Records from a dataset
::::::

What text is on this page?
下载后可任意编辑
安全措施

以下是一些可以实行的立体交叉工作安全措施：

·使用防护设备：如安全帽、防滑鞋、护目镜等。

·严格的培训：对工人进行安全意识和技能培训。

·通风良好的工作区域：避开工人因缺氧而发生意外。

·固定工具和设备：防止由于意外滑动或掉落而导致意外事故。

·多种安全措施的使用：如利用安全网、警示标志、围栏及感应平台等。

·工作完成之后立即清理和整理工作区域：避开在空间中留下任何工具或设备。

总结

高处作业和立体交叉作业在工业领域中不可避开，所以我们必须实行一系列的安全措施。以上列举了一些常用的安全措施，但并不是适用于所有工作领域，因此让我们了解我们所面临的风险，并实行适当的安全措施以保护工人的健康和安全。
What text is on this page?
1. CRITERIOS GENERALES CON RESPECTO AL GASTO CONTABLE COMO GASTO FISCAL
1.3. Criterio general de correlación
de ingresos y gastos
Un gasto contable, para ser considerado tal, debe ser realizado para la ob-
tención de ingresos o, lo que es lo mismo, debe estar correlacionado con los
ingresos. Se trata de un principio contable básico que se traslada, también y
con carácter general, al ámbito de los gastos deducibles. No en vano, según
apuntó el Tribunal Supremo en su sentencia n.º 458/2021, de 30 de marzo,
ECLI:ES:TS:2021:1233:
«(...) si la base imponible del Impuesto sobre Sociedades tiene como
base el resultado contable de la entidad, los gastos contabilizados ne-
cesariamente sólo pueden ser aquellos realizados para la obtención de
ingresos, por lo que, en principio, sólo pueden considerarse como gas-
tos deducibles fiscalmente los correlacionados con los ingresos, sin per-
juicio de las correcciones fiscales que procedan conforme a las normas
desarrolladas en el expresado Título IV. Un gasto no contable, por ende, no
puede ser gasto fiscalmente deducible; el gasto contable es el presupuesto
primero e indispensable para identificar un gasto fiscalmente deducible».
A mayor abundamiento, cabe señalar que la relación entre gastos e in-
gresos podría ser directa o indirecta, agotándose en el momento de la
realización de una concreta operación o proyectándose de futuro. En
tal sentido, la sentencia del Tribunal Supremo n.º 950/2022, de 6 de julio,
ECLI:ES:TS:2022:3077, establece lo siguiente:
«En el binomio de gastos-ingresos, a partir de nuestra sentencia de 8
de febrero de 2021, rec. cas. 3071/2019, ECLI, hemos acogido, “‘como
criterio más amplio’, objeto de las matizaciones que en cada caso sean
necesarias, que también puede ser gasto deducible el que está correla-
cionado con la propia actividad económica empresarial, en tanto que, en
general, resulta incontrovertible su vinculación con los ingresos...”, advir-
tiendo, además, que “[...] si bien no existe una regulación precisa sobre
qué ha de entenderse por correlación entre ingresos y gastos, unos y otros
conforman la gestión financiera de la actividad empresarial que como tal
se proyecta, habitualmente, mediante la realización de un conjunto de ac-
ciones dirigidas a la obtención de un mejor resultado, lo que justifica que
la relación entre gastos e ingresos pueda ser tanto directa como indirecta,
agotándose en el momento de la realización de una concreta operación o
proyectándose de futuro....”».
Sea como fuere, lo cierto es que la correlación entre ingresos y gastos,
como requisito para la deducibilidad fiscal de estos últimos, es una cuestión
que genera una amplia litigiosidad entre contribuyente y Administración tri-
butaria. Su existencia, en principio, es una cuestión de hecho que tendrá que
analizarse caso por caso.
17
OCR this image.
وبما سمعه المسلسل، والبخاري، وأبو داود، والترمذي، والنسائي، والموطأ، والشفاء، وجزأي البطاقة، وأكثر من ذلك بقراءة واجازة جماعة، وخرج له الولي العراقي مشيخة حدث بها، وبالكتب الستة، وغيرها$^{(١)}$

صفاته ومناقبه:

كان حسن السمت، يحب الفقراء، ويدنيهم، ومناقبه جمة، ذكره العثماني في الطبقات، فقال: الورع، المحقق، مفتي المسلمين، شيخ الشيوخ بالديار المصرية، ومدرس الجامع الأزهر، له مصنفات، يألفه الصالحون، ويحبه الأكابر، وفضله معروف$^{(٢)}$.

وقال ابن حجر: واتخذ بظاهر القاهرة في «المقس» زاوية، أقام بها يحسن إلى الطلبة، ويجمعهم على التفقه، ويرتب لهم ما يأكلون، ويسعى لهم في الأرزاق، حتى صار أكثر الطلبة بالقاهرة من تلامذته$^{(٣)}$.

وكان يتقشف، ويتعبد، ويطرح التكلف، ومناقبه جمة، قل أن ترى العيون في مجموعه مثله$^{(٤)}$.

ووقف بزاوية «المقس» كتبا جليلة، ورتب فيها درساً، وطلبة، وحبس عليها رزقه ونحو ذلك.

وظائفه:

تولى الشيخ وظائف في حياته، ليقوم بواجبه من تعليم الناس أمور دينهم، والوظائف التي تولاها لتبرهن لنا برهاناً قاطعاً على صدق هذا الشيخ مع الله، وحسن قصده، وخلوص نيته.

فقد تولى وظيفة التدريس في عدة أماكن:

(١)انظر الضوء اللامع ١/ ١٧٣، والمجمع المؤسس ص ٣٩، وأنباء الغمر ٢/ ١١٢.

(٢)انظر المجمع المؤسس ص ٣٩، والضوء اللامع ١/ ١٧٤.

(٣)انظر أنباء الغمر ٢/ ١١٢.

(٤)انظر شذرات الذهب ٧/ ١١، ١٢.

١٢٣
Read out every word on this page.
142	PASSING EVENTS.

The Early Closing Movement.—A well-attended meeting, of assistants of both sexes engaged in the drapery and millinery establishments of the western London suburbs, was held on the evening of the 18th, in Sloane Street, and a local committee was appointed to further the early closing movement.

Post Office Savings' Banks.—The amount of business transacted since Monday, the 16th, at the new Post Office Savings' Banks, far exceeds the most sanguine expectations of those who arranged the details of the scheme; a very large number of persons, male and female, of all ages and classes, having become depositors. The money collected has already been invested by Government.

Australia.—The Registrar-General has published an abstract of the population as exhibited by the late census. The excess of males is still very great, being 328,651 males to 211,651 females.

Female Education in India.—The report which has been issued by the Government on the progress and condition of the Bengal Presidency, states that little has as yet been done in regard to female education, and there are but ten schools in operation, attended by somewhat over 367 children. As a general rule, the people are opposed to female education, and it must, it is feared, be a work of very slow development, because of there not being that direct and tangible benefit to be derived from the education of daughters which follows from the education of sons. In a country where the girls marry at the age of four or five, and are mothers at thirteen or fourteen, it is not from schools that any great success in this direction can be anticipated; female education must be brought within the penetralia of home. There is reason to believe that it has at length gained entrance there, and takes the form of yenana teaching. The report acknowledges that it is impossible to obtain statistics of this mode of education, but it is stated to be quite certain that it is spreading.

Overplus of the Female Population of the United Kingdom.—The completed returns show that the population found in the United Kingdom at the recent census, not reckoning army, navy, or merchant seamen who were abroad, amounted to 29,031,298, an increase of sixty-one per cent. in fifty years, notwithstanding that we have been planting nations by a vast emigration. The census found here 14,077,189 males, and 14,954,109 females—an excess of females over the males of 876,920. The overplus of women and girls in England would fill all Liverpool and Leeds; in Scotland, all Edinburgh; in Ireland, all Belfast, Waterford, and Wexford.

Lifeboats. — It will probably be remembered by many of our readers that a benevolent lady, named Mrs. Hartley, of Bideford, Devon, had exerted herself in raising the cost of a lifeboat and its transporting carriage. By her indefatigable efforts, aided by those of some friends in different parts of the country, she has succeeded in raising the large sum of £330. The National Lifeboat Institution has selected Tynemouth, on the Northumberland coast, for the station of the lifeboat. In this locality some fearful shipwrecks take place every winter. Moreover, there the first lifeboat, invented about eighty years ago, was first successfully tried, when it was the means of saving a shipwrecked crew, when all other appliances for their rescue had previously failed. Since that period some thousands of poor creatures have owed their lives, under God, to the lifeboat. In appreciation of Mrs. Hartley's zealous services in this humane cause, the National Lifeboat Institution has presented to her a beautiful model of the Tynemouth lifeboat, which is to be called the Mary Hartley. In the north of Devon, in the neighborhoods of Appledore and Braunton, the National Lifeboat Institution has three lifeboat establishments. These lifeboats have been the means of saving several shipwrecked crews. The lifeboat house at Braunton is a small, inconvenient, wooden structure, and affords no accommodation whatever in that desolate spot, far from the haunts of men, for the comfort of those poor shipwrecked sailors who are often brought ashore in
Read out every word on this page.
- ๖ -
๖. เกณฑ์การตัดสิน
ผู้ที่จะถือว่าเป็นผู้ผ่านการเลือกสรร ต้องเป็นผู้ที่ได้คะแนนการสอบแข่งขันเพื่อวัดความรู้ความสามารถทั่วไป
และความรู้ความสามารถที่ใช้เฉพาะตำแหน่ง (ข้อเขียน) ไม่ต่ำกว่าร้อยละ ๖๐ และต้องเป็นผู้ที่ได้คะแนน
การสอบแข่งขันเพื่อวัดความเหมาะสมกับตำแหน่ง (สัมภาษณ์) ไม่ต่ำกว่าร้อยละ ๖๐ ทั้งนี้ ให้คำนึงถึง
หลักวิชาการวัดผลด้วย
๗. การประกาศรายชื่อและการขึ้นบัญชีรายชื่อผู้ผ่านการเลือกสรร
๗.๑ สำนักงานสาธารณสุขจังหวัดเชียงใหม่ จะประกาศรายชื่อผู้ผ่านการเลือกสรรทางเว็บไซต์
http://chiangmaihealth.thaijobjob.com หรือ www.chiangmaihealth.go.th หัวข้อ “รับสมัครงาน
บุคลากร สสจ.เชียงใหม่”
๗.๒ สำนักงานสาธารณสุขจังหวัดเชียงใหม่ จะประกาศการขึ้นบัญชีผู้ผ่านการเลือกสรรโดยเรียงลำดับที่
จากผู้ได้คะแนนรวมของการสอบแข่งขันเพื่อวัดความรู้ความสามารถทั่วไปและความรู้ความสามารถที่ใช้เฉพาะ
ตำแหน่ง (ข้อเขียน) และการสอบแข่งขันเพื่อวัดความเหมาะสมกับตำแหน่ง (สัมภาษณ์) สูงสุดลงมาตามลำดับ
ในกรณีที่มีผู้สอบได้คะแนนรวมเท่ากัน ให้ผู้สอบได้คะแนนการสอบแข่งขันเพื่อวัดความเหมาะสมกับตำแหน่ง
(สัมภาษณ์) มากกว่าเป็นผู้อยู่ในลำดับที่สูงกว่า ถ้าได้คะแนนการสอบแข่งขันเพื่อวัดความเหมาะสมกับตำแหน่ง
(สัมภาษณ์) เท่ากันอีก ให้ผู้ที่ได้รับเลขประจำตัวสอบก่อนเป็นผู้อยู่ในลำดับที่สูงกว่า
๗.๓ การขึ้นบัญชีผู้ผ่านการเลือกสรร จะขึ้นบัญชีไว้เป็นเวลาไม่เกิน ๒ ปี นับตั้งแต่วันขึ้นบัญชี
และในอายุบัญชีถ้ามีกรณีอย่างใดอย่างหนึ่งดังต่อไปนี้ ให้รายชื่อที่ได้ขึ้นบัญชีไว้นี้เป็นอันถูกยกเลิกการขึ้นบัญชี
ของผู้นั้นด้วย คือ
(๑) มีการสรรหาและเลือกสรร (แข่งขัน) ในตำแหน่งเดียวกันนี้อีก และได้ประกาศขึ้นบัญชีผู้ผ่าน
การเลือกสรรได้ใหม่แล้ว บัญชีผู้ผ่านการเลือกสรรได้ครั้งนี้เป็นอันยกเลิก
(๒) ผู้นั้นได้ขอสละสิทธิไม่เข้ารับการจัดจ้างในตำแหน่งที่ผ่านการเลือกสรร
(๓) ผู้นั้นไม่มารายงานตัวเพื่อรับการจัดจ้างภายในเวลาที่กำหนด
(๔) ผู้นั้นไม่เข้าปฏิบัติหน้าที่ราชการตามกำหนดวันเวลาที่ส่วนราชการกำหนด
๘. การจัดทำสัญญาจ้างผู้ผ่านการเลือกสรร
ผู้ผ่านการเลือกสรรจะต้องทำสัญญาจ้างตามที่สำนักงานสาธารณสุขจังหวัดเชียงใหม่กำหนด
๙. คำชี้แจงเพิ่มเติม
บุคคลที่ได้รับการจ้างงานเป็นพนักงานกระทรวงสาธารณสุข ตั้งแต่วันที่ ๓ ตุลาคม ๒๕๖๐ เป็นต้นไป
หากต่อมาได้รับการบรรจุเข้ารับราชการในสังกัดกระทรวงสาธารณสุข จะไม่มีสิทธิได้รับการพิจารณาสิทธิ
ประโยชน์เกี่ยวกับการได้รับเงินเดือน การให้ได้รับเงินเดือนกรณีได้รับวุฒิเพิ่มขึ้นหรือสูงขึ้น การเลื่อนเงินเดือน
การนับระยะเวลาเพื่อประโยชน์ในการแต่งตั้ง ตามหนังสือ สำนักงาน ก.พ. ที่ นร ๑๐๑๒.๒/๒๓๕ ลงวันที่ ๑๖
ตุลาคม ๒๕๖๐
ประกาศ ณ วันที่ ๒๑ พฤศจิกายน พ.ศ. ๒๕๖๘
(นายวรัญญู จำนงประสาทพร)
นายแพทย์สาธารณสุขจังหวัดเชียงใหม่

::::::

## YOUR TASK
Find each line holding "الغمر". Copy it out.

## EXPECTED ANSWER
(١)انظر الضوء اللامع ١/ ١٧٣، والمجمع المؤسس ص ٣٩، وأنباء الغمر ٢/ ١١٢.
(٣)انظر أنباء الغمر ٢/ ١١٢.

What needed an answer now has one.